- **Goal of the exercise**:
Below are some entries. Output each one exactly as it appears.

--- START Available data ---

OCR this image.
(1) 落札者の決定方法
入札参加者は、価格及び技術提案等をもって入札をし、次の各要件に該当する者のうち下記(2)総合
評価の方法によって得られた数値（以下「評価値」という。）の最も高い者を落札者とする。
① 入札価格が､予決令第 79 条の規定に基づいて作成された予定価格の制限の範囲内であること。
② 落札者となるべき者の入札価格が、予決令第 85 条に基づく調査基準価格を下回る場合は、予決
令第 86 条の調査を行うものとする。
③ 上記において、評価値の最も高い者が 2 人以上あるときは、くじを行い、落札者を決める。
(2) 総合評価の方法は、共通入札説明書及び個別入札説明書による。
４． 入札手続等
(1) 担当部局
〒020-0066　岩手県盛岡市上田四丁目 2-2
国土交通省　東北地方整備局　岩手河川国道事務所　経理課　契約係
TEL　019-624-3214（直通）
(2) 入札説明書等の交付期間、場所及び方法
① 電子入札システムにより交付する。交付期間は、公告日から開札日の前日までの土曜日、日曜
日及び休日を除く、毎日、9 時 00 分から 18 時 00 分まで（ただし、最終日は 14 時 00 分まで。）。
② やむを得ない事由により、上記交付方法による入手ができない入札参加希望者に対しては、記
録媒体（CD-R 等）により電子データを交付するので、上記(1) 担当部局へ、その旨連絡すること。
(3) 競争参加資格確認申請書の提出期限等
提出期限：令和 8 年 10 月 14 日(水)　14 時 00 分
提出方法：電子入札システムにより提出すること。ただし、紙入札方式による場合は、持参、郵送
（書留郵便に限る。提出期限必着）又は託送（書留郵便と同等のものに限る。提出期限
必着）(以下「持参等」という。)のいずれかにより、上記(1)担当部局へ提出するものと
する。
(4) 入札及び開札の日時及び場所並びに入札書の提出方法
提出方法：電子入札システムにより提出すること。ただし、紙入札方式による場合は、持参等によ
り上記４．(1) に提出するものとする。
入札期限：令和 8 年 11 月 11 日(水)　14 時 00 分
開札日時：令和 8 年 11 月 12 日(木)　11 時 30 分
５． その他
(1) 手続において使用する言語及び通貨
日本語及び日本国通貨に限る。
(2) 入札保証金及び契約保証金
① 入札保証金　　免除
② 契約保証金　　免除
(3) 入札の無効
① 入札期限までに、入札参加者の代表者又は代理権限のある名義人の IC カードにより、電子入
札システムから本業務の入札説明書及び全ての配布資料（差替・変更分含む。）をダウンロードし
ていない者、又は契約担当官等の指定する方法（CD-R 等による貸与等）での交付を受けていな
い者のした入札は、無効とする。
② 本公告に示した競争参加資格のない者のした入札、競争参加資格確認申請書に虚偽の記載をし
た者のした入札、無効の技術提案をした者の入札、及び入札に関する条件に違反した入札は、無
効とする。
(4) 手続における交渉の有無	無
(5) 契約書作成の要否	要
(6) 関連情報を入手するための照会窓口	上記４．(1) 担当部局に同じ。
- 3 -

--- END Available data ---

- **Task solution**:
OCR this image.
(1) 落札者の決定方法
入札参加者は、価格及び技術提案等をもって入札をし、次の各要件に該当する者のうち下記(2)総合
評価の方法によって得られた数値（以下「評価値」という。）の最も高い者を落札者とする。
① 入札価格が､予決令第 79 条の規定に基づいて作成された予定価格の制限の範囲内であること。
② 落札者となるべき者の入札価格が、予決令第 85 条に基づく調査基準価格を下回る場合は、予決
令第 86 条の調査を行うものとする。
③ 上記において、評価値の最も高い者が 2 人以上あるときは、くじを行い、落札者を決める。
(2) 総合評価の方法は、共通入札説明書及び個別入札説明書による。
４． 入札手続等
(1) 担当部局
〒020-0066　岩手県盛岡市上田四丁目 2-2
国土交通省　東北地方整備局　岩手河川国道事務所　経理課　契約係
TEL　019-624-3214（直通）
(2) 入札説明書等の交付期間、場所及び方法
① 電子入札システムにより交付する。交付期間は、公告日から開札日の前日までの土曜日、日曜
日及び休日を除く、毎日、9 時 00 分から 18 時 00 分まで（ただし、最終日は 14 時 00 分まで。）。
② やむを得ない事由により、上記交付方法による入手ができない入札参加希望者に対しては、記
録媒体（CD-R 等）により電子データを交付するので、上記(1) 担当部局へ、その旨連絡すること。
(3) 競争参加資格確認申請書の提出期限等
提出期限：令和 8 年 10 月 14 日(水)　14 時 00 分
提出方法：電子入札システムにより提出すること。ただし、紙入札方式による場合は、持参、郵送
（書留郵便に限る。提出期限必着）又は託送（書留郵便と同等のものに限る。提出期限
必着）(以下「持参等」という。)のいずれかにより、上記(1)担当部局へ提出するものと
する。
(4) 入札及び開札の日時及び場所並びに入札書の提出方法
提出方法：電子入札システムにより提出すること。ただし、紙入札方式による場合は、持参等によ
り上記４．(1) に提出するものとする。
入札期限：令和 8 年 11 月 11 日(水)　14 時 00 分
開札日時：令和 8 年 11 月 12 日(木)　11 時 30 分
５． その他
(1) 手続において使用する言語及び通貨
日本語及び日本国通貨に限る。
(2) 入札保証金及び契約保証金
① 入札保証金　　免除
② 契約保証金　　免除
(3) 入札の無効
① 入札期限までに、入札参加者の代表者又は代理権限のある名義人の IC カードにより、電子入
札システムから本業務の入札説明書及び全ての配布資料（差替・変更分含む。）をダウンロードし
ていない者、又は契約担当官等の指定する方法（CD-R 等による貸与等）での交付を受けていな
い者のした入札は、無効とする。
② 本公告に示した競争参加資格のない者のした入札、競争参加資格確認申請書に虚偽の記載をし
た者のした入札、無効の技術提案をした者の入札、及び入札に関する条件に違反した入札は、無
効とする。
(4) 手続における交渉の有無	無
(5) 契約書作成の要否	要
(6) 関連情報を入手するための照会窓口	上記４．(1) 担当部局に同じ。
- 3 -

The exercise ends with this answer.